[Start Given data]

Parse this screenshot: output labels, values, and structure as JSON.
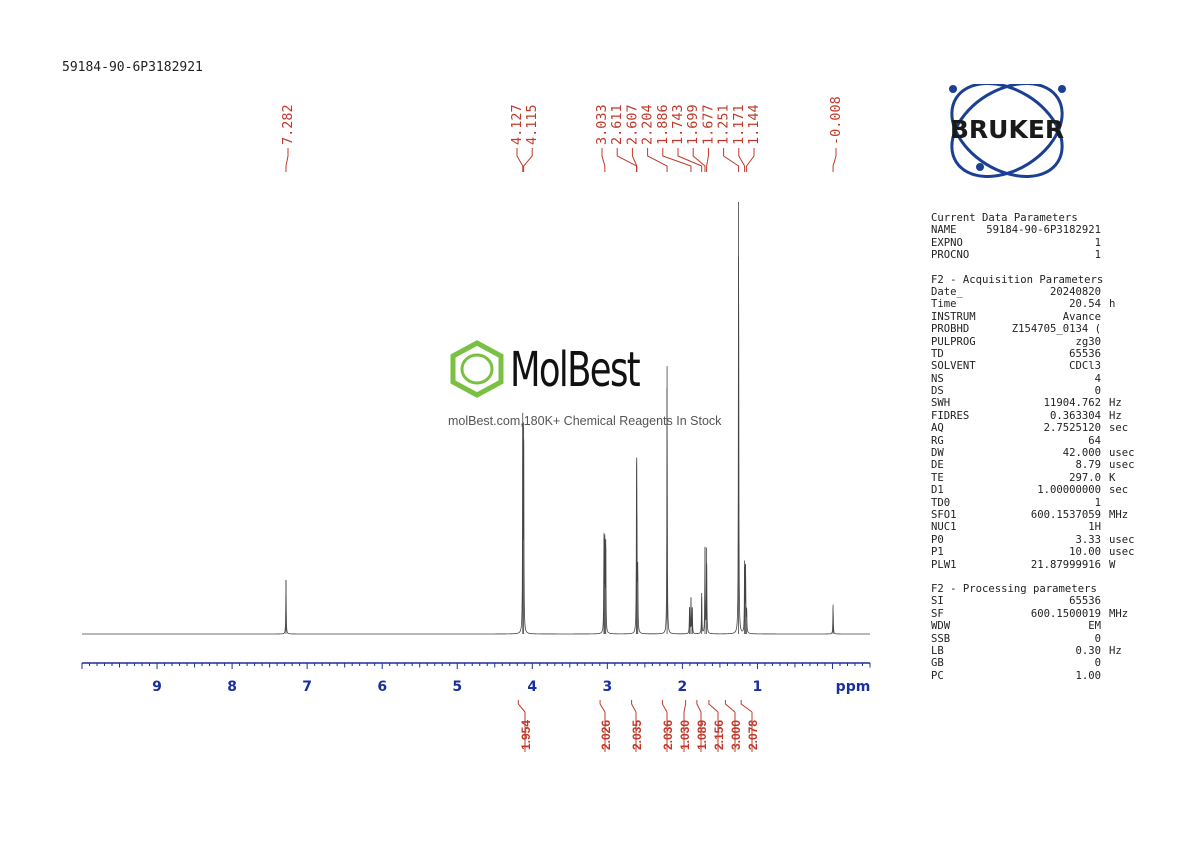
{
  "title": "59184-90-6P3182921",
  "chart_data": {
    "type": "line",
    "xlabel": "ppm",
    "xlim": [
      10.0,
      -0.5
    ],
    "x_ticks": [
      9,
      8,
      7,
      6,
      5,
      4,
      3,
      2,
      1
    ],
    "peak_labels": [
      "7.282",
      "4.127",
      "4.115",
      "3.033",
      "2.611",
      "2.607",
      "2.204",
      "1.886",
      "1.743",
      "1.699",
      "1.677",
      "1.251",
      "1.171",
      "1.144",
      "-0.008"
    ],
    "peaks": [
      {
        "ppm": 7.282,
        "height": 0.125
      },
      {
        "ppm": 4.127,
        "height": 0.48
      },
      {
        "ppm": 4.115,
        "height": 0.49
      },
      {
        "ppm": 3.045,
        "height": 0.22
      },
      {
        "ppm": 3.033,
        "height": 0.23
      },
      {
        "ppm": 3.021,
        "height": 0.2
      },
      {
        "ppm": 2.611,
        "height": 0.29
      },
      {
        "ppm": 2.607,
        "height": 0.27
      },
      {
        "ppm": 2.595,
        "height": 0.14
      },
      {
        "ppm": 2.204,
        "height": 0.62
      },
      {
        "ppm": 1.905,
        "height": 0.06
      },
      {
        "ppm": 1.886,
        "height": 0.085
      },
      {
        "ppm": 1.868,
        "height": 0.06
      },
      {
        "ppm": 1.743,
        "height": 0.095
      },
      {
        "ppm": 1.699,
        "height": 0.2
      },
      {
        "ppm": 1.677,
        "height": 0.2
      },
      {
        "ppm": 1.251,
        "height": 1.0
      },
      {
        "ppm": 1.171,
        "height": 0.17
      },
      {
        "ppm": 1.158,
        "height": 0.16
      },
      {
        "ppm": 1.144,
        "height": 0.06
      },
      {
        "ppm": -0.008,
        "height": 0.068
      }
    ],
    "integrals": [
      {
        "ppm": 4.12,
        "value": "1.954"
      },
      {
        "ppm": 3.03,
        "value": "2.026"
      },
      {
        "ppm": 2.61,
        "value": "2.035"
      },
      {
        "ppm": 2.2,
        "value": "2.036"
      },
      {
        "ppm": 1.89,
        "value": "1.030"
      },
      {
        "ppm": 1.74,
        "value": "1.089"
      },
      {
        "ppm": 1.58,
        "value": "2.156"
      },
      {
        "ppm": 1.36,
        "value": "3.000"
      },
      {
        "ppm": 1.15,
        "value": "2.078"
      }
    ]
  },
  "params": {
    "sections": [
      {
        "title": "Current Data Parameters",
        "rows": [
          {
            "name": "NAME",
            "value": "59184-90-6P3182921",
            "unit": ""
          },
          {
            "name": "EXPNO",
            "value": "1",
            "unit": ""
          },
          {
            "name": "PROCNO",
            "value": "1",
            "unit": ""
          }
        ]
      },
      {
        "title": "F2 - Acquisition Parameters",
        "rows": [
          {
            "name": "Date_",
            "value": "20240820",
            "unit": ""
          },
          {
            "name": "Time",
            "value": "20.54",
            "unit": "h"
          },
          {
            "name": "INSTRUM",
            "value": "Avance",
            "unit": ""
          },
          {
            "name": "PROBHD",
            "value": "Z154705_0134 (",
            "unit": ""
          },
          {
            "name": "PULPROG",
            "value": "zg30",
            "unit": ""
          },
          {
            "name": "TD",
            "value": "65536",
            "unit": ""
          },
          {
            "name": "SOLVENT",
            "value": "CDCl3",
            "unit": ""
          },
          {
            "name": "NS",
            "value": "4",
            "unit": ""
          },
          {
            "name": "DS",
            "value": "0",
            "unit": ""
          },
          {
            "name": "SWH",
            "value": "11904.762",
            "unit": "Hz"
          },
          {
            "name": "FIDRES",
            "value": "0.363304",
            "unit": "Hz"
          },
          {
            "name": "AQ",
            "value": "2.7525120",
            "unit": "sec"
          },
          {
            "name": "RG",
            "value": "64",
            "unit": ""
          },
          {
            "name": "DW",
            "value": "42.000",
            "unit": "usec"
          },
          {
            "name": "DE",
            "value": "8.79",
            "unit": "usec"
          },
          {
            "name": "TE",
            "value": "297.0",
            "unit": "K"
          },
          {
            "name": "D1",
            "value": "1.00000000",
            "unit": "sec"
          },
          {
            "name": "TD0",
            "value": "1",
            "unit": ""
          },
          {
            "name": "SFO1",
            "value": "600.1537059",
            "unit": "MHz"
          },
          {
            "name": "NUC1",
            "value": "1H",
            "unit": ""
          },
          {
            "name": "P0",
            "value": "3.33",
            "unit": "usec"
          },
          {
            "name": "P1",
            "value": "10.00",
            "unit": "usec"
          },
          {
            "name": "PLW1",
            "value": "21.87999916",
            "unit": "W"
          }
        ]
      },
      {
        "title": "F2 - Processing parameters",
        "rows": [
          {
            "name": "SI",
            "value": "65536",
            "unit": ""
          },
          {
            "name": "SF",
            "value": "600.1500019",
            "unit": "MHz"
          },
          {
            "name": "WDW",
            "value": "EM",
            "unit": ""
          },
          {
            "name": "SSB",
            "value": "0",
            "unit": ""
          },
          {
            "name": "LB",
            "value": "0.30",
            "unit": "Hz"
          },
          {
            "name": "GB",
            "value": "0",
            "unit": ""
          },
          {
            "name": "PC",
            "value": "1.00",
            "unit": ""
          }
        ]
      }
    ]
  },
  "logo": {
    "text": "BRUKER",
    "color": "#1a3f93",
    "accent": "#1a3f93"
  },
  "watermark": {
    "name": "MolBest",
    "slogan": "molBest.com,180K+ Chemical Reagents In Stock",
    "color": "#7ac143"
  },
  "colors": {
    "axis": "#1a2fa0",
    "peak_label": "#c0392b",
    "integral": "#c0392b",
    "spectrum": "#444444"
  }
}
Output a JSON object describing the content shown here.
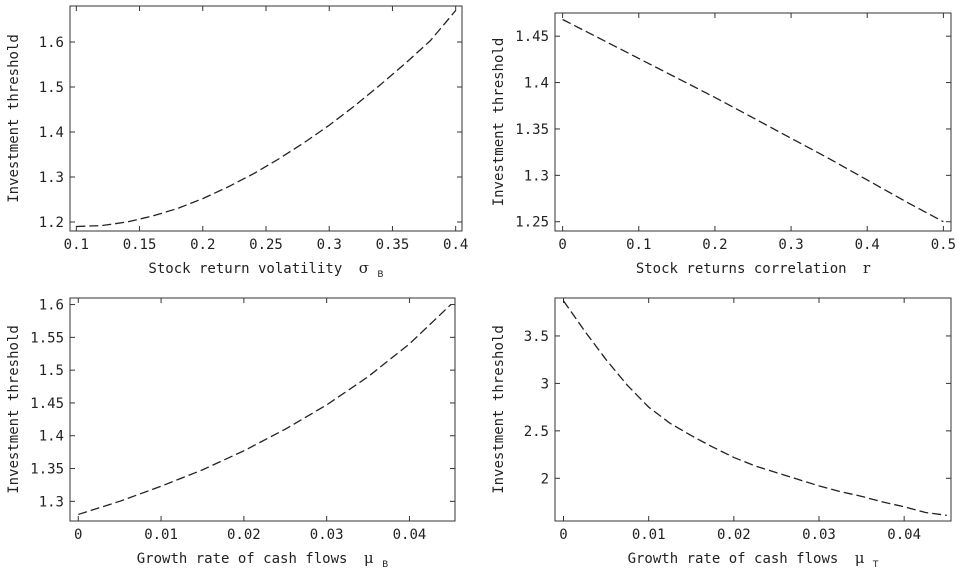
{
  "chart_data": [
    {
      "type": "line",
      "xlabel": "Stock return volatility",
      "xlabel_symbol": "σ",
      "xlabel_sub": "B",
      "ylabel": "Investment threshold",
      "xlim": [
        0.095,
        0.405
      ],
      "ylim": [
        1.18,
        1.68
      ],
      "xticks": [
        "0.1",
        "0.15",
        "0.2",
        "0.25",
        "0.3",
        "0.35",
        "0.4"
      ],
      "xtick_values": [
        0.1,
        0.15,
        0.2,
        0.25,
        0.3,
        0.35,
        0.4
      ],
      "yticks": [
        "1.2",
        "1.3",
        "1.4",
        "1.5",
        "1.6"
      ],
      "ytick_values": [
        1.2,
        1.3,
        1.4,
        1.5,
        1.6
      ],
      "series": [
        {
          "x": [
            0.1,
            0.12,
            0.14,
            0.16,
            0.18,
            0.2,
            0.22,
            0.24,
            0.26,
            0.28,
            0.3,
            0.32,
            0.34,
            0.36,
            0.38,
            0.4
          ],
          "y": [
            1.19,
            1.192,
            1.2,
            1.213,
            1.23,
            1.252,
            1.278,
            1.307,
            1.34,
            1.376,
            1.415,
            1.458,
            1.504,
            1.552,
            1.603,
            1.67
          ]
        }
      ]
    },
    {
      "type": "line",
      "xlabel": "Stock returns correlation",
      "xlabel_symbol": "r",
      "xlabel_sub": "",
      "ylabel": "Investment threshold",
      "xlim": [
        -0.01,
        0.51
      ],
      "ylim": [
        1.24,
        1.475
      ],
      "xticks": [
        "0",
        "0.1",
        "0.2",
        "0.3",
        "0.4",
        "0.5"
      ],
      "xtick_values": [
        0,
        0.1,
        0.2,
        0.3,
        0.4,
        0.5
      ],
      "yticks": [
        "1.25",
        "1.3",
        "1.35",
        "1.4",
        "1.45"
      ],
      "ytick_values": [
        1.25,
        1.3,
        1.35,
        1.4,
        1.45
      ],
      "series": [
        {
          "x": [
            0,
            0.05,
            0.1,
            0.15,
            0.2,
            0.25,
            0.3,
            0.35,
            0.4,
            0.45,
            0.5
          ],
          "y": [
            1.468,
            1.447,
            1.426,
            1.405,
            1.384,
            1.362,
            1.34,
            1.318,
            1.295,
            1.272,
            1.25
          ]
        }
      ]
    },
    {
      "type": "line",
      "xlabel": "Growth rate of cash flows",
      "xlabel_symbol": "μ",
      "xlabel_sub": "B",
      "ylabel": "Investment threshold",
      "xlim": [
        -0.001,
        0.0455
      ],
      "ylim": [
        1.27,
        1.61
      ],
      "xticks": [
        "0",
        "0.01",
        "0.02",
        "0.03",
        "0.04"
      ],
      "xtick_values": [
        0,
        0.01,
        0.02,
        0.03,
        0.04
      ],
      "yticks": [
        "1.3",
        "1.35",
        "1.4",
        "1.45",
        "1.5",
        "1.55",
        "1.6"
      ],
      "ytick_values": [
        1.3,
        1.35,
        1.4,
        1.45,
        1.5,
        1.55,
        1.6
      ],
      "series": [
        {
          "x": [
            0,
            0.005,
            0.01,
            0.015,
            0.02,
            0.025,
            0.03,
            0.035,
            0.04,
            0.045
          ],
          "y": [
            1.28,
            1.3,
            1.323,
            1.348,
            1.377,
            1.41,
            1.447,
            1.49,
            1.54,
            1.6
          ]
        }
      ]
    },
    {
      "type": "line",
      "xlabel": "Growth rate of cash flows",
      "xlabel_symbol": "μ",
      "xlabel_sub": "T",
      "ylabel": "Investment threshold",
      "xlim": [
        -0.001,
        0.0455
      ],
      "ylim": [
        1.55,
        3.9
      ],
      "xticks": [
        "0",
        "0.01",
        "0.02",
        "0.03",
        "0.04"
      ],
      "xtick_values": [
        0,
        0.01,
        0.02,
        0.03,
        0.04
      ],
      "yticks": [
        "2",
        "2.5",
        "3",
        "3.5"
      ],
      "ytick_values": [
        2,
        2.5,
        3,
        3.5
      ],
      "series": [
        {
          "x": [
            0,
            0.0025,
            0.005,
            0.0075,
            0.01,
            0.0125,
            0.015,
            0.0175,
            0.02,
            0.0225,
            0.025,
            0.0275,
            0.03,
            0.0325,
            0.035,
            0.0375,
            0.04,
            0.0425,
            0.045
          ],
          "y": [
            3.87,
            3.55,
            3.25,
            2.98,
            2.75,
            2.58,
            2.45,
            2.33,
            2.22,
            2.13,
            2.06,
            1.99,
            1.92,
            1.86,
            1.81,
            1.75,
            1.7,
            1.64,
            1.61
          ]
        }
      ]
    }
  ]
}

[End Given data]

Aim
Only the number is wanted: how many lines in the entries above contain the word "Stock"?

Written solution
3